# start of RAW DATA

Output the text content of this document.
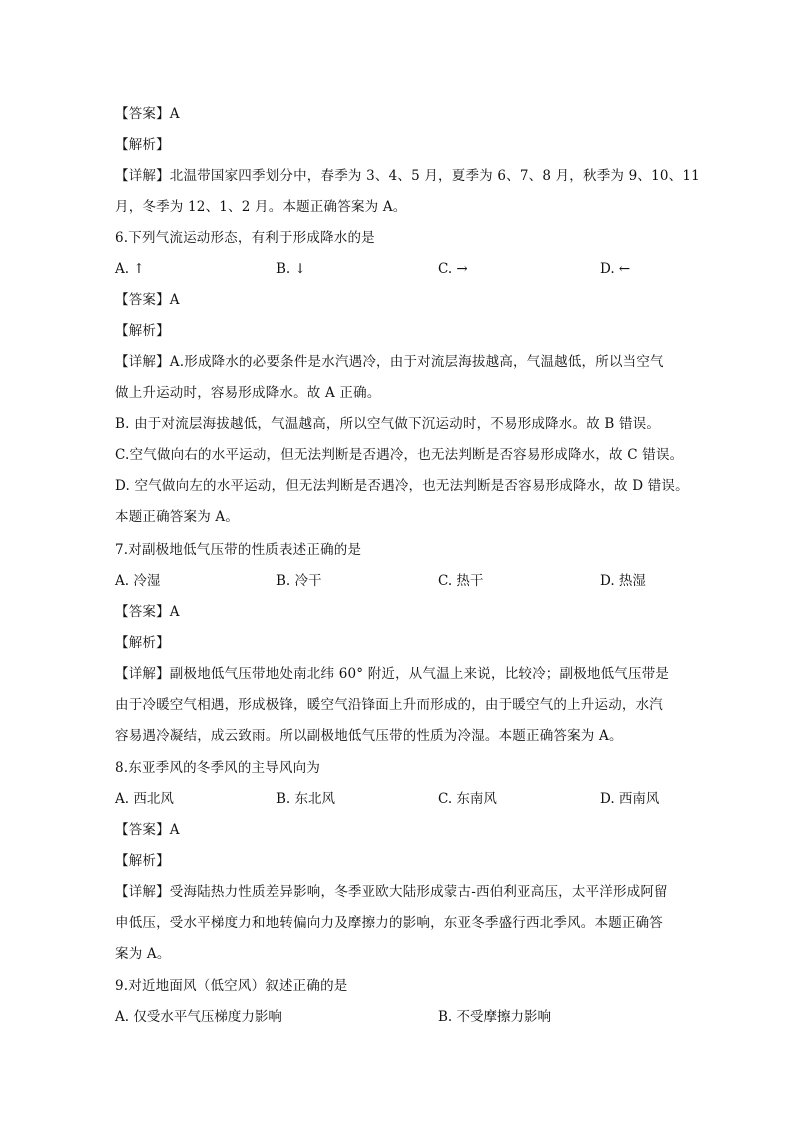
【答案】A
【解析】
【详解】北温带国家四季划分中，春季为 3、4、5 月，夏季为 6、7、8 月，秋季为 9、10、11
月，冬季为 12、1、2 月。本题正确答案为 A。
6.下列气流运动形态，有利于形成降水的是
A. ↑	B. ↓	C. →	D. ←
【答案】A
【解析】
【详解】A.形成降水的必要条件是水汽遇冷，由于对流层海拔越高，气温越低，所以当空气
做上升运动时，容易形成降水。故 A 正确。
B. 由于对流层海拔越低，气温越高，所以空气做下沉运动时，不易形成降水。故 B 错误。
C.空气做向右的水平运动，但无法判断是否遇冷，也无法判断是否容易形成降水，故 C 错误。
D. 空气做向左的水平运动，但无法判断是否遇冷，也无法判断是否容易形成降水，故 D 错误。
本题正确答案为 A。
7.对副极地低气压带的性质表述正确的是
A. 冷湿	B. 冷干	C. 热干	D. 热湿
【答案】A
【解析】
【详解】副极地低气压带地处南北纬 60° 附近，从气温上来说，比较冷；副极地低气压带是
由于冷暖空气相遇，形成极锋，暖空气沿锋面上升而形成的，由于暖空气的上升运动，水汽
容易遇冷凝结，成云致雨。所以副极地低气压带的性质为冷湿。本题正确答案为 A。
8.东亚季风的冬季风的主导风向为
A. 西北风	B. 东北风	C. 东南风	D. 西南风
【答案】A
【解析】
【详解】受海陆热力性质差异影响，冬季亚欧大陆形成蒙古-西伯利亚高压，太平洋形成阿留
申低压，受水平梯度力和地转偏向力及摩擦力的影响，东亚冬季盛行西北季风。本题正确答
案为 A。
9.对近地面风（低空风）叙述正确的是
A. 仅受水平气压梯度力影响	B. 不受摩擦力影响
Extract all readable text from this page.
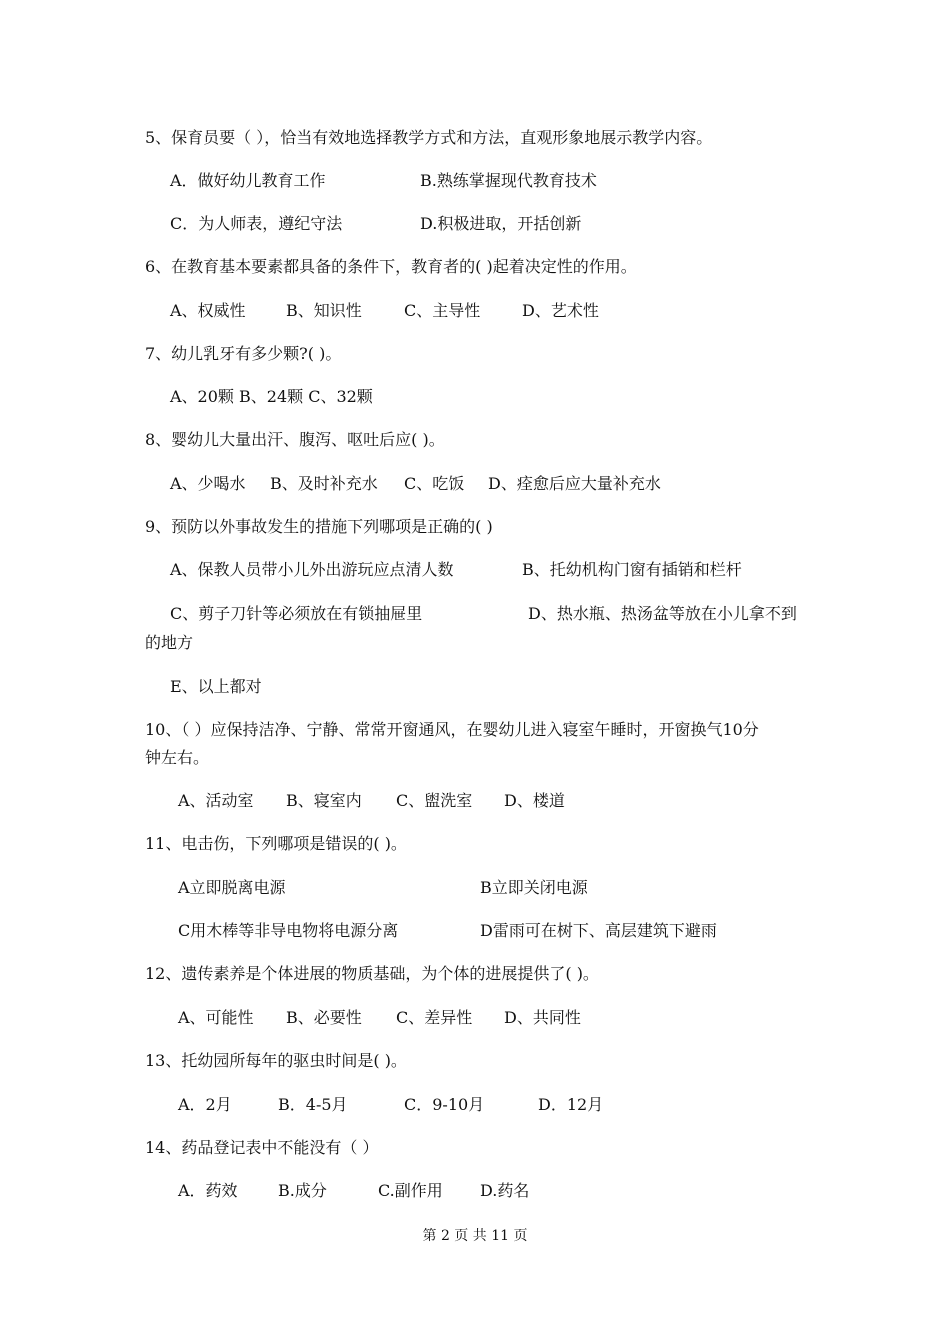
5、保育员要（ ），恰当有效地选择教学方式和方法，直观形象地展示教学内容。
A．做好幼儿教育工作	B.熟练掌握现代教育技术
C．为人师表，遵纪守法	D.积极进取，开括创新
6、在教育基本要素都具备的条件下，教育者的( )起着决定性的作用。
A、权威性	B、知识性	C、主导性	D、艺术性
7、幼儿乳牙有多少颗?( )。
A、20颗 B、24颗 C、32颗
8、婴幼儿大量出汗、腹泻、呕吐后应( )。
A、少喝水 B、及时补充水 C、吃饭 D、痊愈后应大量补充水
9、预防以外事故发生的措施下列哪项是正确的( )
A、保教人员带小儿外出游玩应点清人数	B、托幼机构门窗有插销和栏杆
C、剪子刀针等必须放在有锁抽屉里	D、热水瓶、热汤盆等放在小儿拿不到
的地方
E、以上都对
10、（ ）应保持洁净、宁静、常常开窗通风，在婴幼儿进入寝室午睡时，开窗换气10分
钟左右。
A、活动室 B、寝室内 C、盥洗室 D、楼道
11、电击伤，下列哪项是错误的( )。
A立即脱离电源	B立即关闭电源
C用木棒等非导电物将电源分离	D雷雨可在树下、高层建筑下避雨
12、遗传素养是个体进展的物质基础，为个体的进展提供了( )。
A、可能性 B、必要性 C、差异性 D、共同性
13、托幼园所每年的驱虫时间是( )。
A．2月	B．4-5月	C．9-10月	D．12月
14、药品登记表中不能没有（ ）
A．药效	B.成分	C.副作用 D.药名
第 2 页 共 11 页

# end of RAW DATA

Check each line above for the string "text", then copy the ones that have it.

Output the text content of this document.
Extract all readable text from this page.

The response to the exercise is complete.